>> BEGIN Provided text

Reputation: 67
I have a Dataframe that can have multiple columns of Array type like "Array1", "Array2" ... etc. These array columns would have same number of elements. I need to compute a new column of Array type which will be the sum of arrays element wise. How can I do it ?
Spark version = 2.3
For Ex:
Input:
|Column1| ... |ArrayColumn2|ArrayColumn3|
|-------| --- |------------|------------|
|T1 | ... |[1, 2 , 3] | [2, 5, 7]
Output:
|Column1| ... |AggregatedColumn|
|-------| --- |------------|
|T1. | ... |[3, 7 , 10]
No of Array columns are not fixed, thus I need a generalized solution. I would have a list of columns for which I would need to aggregate.
Thanks !
Upvotes: 3
Views: 1032
Reputation: 14845
An SQL expression like array(ArrayColumn2[0]+ArrayColumn3[0], ArrayColumn2[1]+...)
can used to calulate the expected result.
val df = ...
//get all array columns
val arrayCols = df.schema.fields.filter(_.dataType.isInstanceOf[ArrayType]).map(_.name)
//get the size of the first array of the first row
val firstArray = arrayCols(0)
val arraySize = df.selectExpr(s"size($firstArray)").first().getAs[Int](0)
//generate the sql expression for the sums
val sums = (for( i <-0 to arraySize-1)
yield arrayCols.map(c=>s"$c[$i]").mkString("+")).mkString(",")

>> END Provided text

**Aim of the exercise:**
Continue the forum thread above on summing Spark array columns element-wise, picking up right after the last line of code.

>> BEGIN Provided records

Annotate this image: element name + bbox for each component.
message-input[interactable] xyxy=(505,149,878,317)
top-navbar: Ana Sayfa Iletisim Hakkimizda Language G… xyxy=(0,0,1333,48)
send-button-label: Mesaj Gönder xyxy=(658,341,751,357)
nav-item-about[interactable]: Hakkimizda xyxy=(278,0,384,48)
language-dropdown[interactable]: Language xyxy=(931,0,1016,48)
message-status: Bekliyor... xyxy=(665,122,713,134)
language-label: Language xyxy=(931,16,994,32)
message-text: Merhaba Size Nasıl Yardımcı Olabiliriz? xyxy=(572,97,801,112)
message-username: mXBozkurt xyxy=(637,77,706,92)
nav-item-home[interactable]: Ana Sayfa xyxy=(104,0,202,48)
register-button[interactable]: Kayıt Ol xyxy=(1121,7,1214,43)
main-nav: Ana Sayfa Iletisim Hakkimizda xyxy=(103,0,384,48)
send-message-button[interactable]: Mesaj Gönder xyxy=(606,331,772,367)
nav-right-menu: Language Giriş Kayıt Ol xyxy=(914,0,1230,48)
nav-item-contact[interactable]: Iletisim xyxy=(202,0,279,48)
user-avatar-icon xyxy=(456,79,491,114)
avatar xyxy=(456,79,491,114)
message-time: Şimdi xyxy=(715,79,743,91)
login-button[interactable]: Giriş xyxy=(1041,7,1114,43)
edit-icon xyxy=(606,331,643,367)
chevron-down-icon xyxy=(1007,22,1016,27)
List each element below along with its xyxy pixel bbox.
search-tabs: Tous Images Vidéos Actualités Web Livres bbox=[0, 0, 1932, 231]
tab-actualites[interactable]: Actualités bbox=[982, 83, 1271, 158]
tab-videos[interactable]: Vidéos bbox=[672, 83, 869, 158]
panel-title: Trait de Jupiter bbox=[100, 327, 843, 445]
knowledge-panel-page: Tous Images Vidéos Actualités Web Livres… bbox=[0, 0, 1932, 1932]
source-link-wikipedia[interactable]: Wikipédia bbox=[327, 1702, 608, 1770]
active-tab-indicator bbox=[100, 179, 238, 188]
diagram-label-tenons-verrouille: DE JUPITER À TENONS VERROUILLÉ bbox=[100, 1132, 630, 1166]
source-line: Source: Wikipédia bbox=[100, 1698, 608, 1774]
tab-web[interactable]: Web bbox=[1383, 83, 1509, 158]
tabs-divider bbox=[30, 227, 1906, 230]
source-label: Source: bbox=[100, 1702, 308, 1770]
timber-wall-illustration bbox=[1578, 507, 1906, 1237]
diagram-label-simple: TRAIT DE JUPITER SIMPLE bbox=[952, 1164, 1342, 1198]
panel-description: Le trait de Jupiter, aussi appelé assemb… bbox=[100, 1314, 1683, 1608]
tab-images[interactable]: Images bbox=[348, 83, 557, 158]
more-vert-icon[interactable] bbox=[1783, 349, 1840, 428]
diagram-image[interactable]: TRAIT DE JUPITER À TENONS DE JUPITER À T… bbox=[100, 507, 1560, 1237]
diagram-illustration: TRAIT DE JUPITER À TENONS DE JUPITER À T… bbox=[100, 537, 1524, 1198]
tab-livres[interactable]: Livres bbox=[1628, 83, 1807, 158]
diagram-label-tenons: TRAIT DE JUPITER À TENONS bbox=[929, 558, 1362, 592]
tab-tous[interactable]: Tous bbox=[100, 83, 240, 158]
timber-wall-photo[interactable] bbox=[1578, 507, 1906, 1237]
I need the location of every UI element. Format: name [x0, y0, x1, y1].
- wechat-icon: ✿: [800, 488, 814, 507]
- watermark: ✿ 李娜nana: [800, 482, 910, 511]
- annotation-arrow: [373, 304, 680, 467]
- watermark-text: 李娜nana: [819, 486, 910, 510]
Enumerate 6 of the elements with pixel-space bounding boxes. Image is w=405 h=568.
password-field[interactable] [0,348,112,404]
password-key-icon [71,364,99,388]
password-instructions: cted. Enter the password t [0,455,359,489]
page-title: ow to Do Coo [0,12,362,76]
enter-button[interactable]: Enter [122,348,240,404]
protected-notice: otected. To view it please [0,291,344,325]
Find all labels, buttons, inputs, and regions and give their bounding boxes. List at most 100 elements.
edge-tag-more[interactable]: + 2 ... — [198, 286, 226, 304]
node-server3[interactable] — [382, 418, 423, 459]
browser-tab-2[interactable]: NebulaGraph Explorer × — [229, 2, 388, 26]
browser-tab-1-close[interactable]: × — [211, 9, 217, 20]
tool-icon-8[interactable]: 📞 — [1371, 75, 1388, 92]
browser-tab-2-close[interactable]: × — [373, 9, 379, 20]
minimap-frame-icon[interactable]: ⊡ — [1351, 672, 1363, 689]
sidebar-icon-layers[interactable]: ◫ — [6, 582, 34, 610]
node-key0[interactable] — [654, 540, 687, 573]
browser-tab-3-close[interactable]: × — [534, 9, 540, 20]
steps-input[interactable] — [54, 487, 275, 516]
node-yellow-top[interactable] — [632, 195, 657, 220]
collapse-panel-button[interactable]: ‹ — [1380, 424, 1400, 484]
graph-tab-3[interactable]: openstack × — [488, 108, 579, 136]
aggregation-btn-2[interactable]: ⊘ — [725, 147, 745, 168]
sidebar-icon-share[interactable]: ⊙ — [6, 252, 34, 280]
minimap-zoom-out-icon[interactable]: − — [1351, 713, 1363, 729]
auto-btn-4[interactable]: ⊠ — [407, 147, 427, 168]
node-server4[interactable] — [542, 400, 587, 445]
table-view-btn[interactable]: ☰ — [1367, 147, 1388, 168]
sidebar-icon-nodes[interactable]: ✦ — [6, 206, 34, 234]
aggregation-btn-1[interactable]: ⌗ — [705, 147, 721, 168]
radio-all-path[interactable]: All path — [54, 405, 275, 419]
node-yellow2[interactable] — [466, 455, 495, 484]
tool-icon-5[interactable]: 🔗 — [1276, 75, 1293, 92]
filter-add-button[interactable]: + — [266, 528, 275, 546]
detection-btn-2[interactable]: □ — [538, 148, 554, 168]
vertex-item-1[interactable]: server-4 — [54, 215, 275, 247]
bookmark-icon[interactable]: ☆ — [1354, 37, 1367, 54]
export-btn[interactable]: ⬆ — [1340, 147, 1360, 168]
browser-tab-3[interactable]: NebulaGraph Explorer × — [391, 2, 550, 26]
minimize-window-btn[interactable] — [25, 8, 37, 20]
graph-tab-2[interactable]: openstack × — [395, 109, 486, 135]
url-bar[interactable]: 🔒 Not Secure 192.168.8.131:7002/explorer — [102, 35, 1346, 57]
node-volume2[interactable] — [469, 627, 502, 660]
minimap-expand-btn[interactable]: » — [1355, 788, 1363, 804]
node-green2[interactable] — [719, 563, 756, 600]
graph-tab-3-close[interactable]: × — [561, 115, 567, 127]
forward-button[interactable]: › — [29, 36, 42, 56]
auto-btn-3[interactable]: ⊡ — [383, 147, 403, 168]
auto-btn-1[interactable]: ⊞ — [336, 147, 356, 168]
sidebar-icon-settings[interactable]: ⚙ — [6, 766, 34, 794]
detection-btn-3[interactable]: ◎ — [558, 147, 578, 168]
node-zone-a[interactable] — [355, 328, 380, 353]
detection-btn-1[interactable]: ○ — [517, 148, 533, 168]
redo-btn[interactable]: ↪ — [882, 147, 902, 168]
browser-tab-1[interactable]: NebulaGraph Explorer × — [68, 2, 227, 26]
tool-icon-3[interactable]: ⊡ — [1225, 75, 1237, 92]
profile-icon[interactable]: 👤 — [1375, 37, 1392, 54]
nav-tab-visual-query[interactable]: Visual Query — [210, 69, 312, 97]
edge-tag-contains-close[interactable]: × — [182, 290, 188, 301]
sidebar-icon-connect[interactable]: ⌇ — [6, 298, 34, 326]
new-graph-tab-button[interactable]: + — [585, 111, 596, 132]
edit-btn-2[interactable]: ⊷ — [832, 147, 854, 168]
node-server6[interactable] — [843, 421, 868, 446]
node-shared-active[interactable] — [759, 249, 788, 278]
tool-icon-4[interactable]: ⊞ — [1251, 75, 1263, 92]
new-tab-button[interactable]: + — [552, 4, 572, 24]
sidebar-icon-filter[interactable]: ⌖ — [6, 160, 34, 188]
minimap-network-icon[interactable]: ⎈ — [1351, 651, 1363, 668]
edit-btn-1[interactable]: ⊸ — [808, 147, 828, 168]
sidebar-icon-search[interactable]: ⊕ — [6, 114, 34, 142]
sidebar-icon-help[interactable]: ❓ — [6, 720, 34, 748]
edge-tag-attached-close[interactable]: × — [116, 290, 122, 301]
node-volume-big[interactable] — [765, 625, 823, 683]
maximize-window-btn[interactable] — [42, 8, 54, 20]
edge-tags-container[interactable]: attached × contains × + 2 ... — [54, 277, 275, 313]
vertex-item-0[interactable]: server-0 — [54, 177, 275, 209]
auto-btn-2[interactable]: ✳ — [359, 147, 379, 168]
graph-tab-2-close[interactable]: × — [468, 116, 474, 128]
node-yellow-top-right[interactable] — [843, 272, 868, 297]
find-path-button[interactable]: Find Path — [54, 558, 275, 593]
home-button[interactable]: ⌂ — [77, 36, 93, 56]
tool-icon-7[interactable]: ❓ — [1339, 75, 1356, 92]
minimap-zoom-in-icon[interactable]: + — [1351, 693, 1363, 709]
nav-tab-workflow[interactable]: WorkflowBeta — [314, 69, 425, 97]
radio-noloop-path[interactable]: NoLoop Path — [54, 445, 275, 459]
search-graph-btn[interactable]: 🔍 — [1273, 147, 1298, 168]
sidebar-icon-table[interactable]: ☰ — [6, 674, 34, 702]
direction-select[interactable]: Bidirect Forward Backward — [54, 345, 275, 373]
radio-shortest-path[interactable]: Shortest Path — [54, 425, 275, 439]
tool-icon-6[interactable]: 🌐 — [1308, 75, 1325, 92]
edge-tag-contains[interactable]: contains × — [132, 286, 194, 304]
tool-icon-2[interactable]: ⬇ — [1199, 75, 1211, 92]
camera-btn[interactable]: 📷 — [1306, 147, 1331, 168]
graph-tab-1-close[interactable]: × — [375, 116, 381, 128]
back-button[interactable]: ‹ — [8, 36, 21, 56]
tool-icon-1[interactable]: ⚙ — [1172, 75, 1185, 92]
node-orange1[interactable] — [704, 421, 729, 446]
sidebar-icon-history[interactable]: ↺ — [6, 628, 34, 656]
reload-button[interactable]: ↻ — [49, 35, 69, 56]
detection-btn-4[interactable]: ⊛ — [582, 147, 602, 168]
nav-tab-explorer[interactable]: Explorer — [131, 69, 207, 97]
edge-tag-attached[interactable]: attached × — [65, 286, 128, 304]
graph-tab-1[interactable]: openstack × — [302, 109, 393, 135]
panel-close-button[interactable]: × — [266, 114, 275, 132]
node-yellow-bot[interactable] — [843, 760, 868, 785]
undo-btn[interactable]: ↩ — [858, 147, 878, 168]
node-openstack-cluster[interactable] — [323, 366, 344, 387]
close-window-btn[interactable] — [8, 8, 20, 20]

>> END Provided records

**Output of the task:**
//sums = ArrayColumn2[0]+ArrayColumn3[0],ArrayColumn2[1]+ArrayColumn3[1],ArrayColumn2[2]+ArrayColumn3[2]
//create a new column using sums
df.withColumn("AggregatedColumn", expr(s"array($sums)")).show()
Output:
+-------+------------+------------+----------------+
|Column1|ArrayColumn2|ArrayColumn3|AggregatedColumn|
+-------+------------+------------+----------------+
| T1| [1, 2, 3]| [2, 5, 7]| [3, 7, 10]|
+-------+------------+------------+----------------+
Using this single (long) SQL expression will avoid shuffling data over the network and thus improve performance.
Upvotes: 1
Reputation: 22439
Consider using inline
and higher-order function aggregate
(available in Spark 2.4+) to compute element-wise sums from the Array-typed columns, followed by a groupBy/agg
to group the element-wise sums back into Arrays:
val df = Seq(
(101, Seq(1, 2), Seq(3, 4), Seq(5, 6)),
(202, Seq(7, 8), Seq(9, 10), Seq(11, 12))
).toDF("id", "arr1", "arr2", "arr3")
val arrCols = df.columns.filter(_.startsWith("arr")).map(col)
For Spark 3.0+
df.
withColumn("arr_structs", arrays_zip(arrCols: _*)).
select($"id", expr("inline(arr_structs)")).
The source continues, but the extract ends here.